What is asked: Write the records out again, precisely as they stand.
Records supplied start
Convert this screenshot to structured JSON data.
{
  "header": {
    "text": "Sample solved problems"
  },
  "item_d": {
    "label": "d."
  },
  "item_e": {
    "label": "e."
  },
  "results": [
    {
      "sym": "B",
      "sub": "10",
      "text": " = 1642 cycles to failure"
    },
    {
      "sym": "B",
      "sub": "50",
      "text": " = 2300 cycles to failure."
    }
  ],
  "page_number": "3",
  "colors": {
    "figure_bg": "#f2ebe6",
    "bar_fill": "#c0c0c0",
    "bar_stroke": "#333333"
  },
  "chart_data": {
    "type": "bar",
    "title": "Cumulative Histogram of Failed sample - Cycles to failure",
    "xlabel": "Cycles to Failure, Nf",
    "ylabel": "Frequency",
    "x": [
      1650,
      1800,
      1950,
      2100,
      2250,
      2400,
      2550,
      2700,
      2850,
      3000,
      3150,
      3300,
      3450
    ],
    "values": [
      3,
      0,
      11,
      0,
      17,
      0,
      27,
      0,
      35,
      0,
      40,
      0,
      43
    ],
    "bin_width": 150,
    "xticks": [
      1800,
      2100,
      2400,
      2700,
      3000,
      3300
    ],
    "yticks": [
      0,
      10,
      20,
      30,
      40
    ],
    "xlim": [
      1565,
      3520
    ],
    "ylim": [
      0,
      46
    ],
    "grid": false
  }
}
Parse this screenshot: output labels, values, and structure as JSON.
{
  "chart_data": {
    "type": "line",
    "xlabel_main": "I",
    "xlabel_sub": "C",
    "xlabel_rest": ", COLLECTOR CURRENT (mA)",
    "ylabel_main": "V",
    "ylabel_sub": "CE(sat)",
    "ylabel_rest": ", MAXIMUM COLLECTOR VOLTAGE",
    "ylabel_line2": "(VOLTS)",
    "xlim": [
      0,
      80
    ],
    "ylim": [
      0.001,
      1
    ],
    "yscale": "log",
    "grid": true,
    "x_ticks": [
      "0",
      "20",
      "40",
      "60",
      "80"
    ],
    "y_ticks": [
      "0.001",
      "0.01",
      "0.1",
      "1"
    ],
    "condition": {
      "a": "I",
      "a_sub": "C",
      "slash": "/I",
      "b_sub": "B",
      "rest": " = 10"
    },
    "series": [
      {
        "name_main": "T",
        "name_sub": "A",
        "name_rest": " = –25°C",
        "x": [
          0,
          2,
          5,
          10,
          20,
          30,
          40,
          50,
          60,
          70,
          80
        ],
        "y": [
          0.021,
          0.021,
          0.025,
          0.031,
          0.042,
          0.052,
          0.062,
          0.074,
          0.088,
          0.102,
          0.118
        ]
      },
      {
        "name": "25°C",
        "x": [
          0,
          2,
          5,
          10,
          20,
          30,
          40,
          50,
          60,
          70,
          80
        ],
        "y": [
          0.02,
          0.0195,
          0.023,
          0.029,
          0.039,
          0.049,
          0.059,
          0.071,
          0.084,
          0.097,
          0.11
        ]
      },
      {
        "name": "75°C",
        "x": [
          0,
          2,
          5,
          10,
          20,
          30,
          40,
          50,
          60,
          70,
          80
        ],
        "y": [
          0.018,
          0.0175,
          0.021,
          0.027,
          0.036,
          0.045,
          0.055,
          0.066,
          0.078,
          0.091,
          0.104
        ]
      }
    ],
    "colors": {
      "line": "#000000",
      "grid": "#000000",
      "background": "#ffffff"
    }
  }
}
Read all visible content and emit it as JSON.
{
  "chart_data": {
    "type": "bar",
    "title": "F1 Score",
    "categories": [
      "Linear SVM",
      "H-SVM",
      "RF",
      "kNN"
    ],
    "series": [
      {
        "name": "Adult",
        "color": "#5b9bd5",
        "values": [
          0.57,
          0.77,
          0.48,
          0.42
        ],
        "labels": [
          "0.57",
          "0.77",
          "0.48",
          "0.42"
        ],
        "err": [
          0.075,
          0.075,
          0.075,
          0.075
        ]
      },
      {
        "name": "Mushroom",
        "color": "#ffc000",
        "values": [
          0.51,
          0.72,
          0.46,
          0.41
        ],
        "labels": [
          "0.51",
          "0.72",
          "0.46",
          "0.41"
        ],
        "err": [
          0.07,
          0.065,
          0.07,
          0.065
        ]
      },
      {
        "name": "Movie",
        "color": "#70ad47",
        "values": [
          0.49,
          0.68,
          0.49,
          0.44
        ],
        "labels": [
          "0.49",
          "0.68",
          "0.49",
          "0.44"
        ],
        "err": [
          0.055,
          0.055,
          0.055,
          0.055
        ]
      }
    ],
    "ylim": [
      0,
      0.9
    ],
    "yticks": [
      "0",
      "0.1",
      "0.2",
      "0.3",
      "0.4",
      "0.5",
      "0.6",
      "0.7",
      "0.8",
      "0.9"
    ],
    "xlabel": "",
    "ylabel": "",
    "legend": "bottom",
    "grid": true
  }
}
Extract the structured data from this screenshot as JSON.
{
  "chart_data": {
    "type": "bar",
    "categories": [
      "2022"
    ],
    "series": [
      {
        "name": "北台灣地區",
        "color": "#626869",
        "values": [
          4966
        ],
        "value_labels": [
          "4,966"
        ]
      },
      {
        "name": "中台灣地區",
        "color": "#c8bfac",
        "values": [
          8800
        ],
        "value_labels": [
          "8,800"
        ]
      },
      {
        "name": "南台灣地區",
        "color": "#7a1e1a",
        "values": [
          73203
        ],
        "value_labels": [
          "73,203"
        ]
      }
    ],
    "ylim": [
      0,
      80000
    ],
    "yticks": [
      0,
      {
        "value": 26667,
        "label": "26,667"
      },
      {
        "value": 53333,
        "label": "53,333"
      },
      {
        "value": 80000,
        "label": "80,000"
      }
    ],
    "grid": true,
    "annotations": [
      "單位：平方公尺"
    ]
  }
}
Records supplied end
Complete output:
Convert this screenshot to structured JSON data.
{
  "header": {
    "text": "Sample solved problems"
  },
  "item_d": {
    "label": "d."
  },
  "item_e": {
    "label": "e."
  },
  "results": [
    {
      "sym": "B",
      "sub": "10",
      "text": " = 1642 cycles to failure"
    },
    {
      "sym": "B",
      "sub": "50",
      "text": " = 2300 cycles to failure."
    }
  ],
  "page_number": "3",
  "colors": {
    "figure_bg": "#f2ebe6",
    "bar_fill": "#c0c0c0",
    "bar_stroke": "#333333"
  },
  "chart_data": {
    "type": "bar",
    "title": "Cumulative Histogram of Failed sample - Cycles to failure",
    "xlabel": "Cycles to Failure, Nf",
    "ylabel": "Frequency",
    "x": [
      1650,
      1800,
      1950,
      2100,
      2250,
      2400,
      2550,
      2700,
      2850,
      3000,
      3150,
      3300,
      3450
    ],
    "values": [
      3,
      0,
      11,
      0,
      17,
      0,
      27,
      0,
      35,
      0,
      40,
      0,
      43
    ],
    "bin_width": 150,
    "xticks": [
      1800,
      2100,
      2400,
      2700,
      3000,
      3300
    ],
    "yticks": [
      0,
      10,
      20,
      30,
      40
    ],
    "xlim": [
      1565,
      3520
    ],
    "ylim": [
      0,
      46
    ],
    "grid": false
  }
}
Parse this screenshot: output labels, values, and structure as JSON.
{
  "chart_data": {
    "type": "line",
    "xlabel_main": "I",
    "xlabel_sub": "C",
    "xlabel_rest": ", COLLECTOR CURRENT (mA)",
    "ylabel_main": "V",
    "ylabel_sub": "CE(sat)",
    "ylabel_rest": ", MAXIMUM COLLECTOR VOLTAGE",
    "ylabel_line2": "(VOLTS)",
    "xlim": [
      0,
      80
    ],
    "ylim": [
      0.001,
      1
    ],
    "yscale": "log",
    "grid": true,
    "x_ticks": [
      "0",
      "20",
      "40",
      "60",
      "80"
    ],
    "y_ticks": [
      "0.001",
      "0.01",
      "0.1",
      "1"
    ],
    "condition": {
      "a": "I",
      "a_sub": "C",
      "slash": "/I",
      "b_sub": "B",
      "rest": " = 10"
    },
    "series": [
      {
        "name_main": "T",
        "name_sub": "A",
        "name_rest": " = –25°C",
        "x": [
          0,
          2,
          5,
          10,
          20,
          30,
          40,
          50,
          60,
          70,
          80
        ],
        "y": [
          0.021,
          0.021,
          0.025,
          0.031,
          0.042,
          0.052,
          0.062,
          0.074,
          0.088,
          0.102,
          0.118
        ]
      },
      {
        "name": "25°C",
        "x": [
          0,
          2,
          5,
          10,
          20,
          30,
          40,
          50,
          60,
          70,
          80
        ],
        "y": [
          0.02,
          0.0195,
          0.023,
          0.029,
          0.039,
          0.049,
          0.059,
          0.071,
          0.084,
          0.097,
          0.11
        ]
      },
      {
        "name": "75°C",
        "x": [
          0,
          2,
          5,
          10,
          20,
          30,
          40,
          50,
          60,
          70,
          80
        ],
        "y": [
          0.018,
          0.0175,
          0.021,
          0.027,
          0.036,
          0.045,
          0.055,
          0.066,
          0.078,
          0.091,
          0.104
        ]
      }
    ],
    "colors": {
      "line": "#000000",
      "grid": "#000000",
      "background": "#ffffff"
    }
  }
}
Read all visible content and emit it as JSON.
{
  "chart_data": {
    "type": "bar",
    "title": "F1 Score",
    "categories": [
      "Linear SVM",
      "H-SVM",
      "RF",
      "kNN"
    ],
    "series": [
      {
        "name": "Adult",
        "color": "#5b9bd5",
        "values": [
          0.57,
          0.77,
          0.48,
          0.42
        ],
        "labels": [
          "0.57",
          "0.77",
          "0.48",
          "0.42"
        ],
        "err": [
          0.075,
          0.075,
          0.075,
          0.075
        ]
      },
      {
        "name": "Mushroom",
        "color": "#ffc000",
        "values": [
          0.51,
          0.72,
          0.46,
          0.41
        ],
        "labels": [
          "0.51",
          "0.72",
          "0.46",
          "0.41"
        ],
        "err": [
          0.07,
          0.065,
          0.07,
          0.065
        ]
      },
      {
        "name": "Movie",
        "color": "#70ad47",
        "values": [
          0.49,
          0.68,
          0.49,
          0.44
        ],
        "labels": [
          "0.49",
          "0.68",
          "0.49",
          "0.44"
        ],
        "err": [
          0.055,
          0.055,
          0.055,
          0.055
        ]
      }
    ],
    "ylim": [
      0,
      0.9
    ],
    "yticks": [
      "0",
      "0.1",
      "0.2",
      "0.3",
      "0.4",
      "0.5",
      "0.6",
      "0.7",
      "0.8",
      "0.9"
    ],
    "xlabel": "",
    "ylabel": "",
    "legend": "bottom",
    "grid": true
  }
}
Extract the structured data from this screenshot as JSON.
{
  "chart_data": {
    "type": "bar",
    "categories": [
      "2022"
    ],
    "series": [
      {
        "name": "北台灣地區",
        "color": "#626869",
        "values": [
          4966
        ],
        "value_labels": [
          "4,966"
        ]
      },
      {
        "name": "中台灣地區",
        "color": "#c8bfac",
        "values": [
          8800
        ],
        "value_labels": [
          "8,800"
        ]
      },
      {
        "name": "南台灣地區",
        "color": "#7a1e1a",
        "values": [
          73203
        ],
        "value_labels": [
          "73,203"
        ]
      }
    ],
    "ylim": [
      0,
      80000
    ],
    "yticks": [
      0,
      {
        "value": 26667,
        "label": "26,667"
      },
      {
        "value": 53333,
        "label": "53,333"
      },
      {
        "value": 80000,
        "label": "80,000"
      }
    ],
    "grid": true,
    "annotations": [
      "單位：平方公尺"
    ]
  }
}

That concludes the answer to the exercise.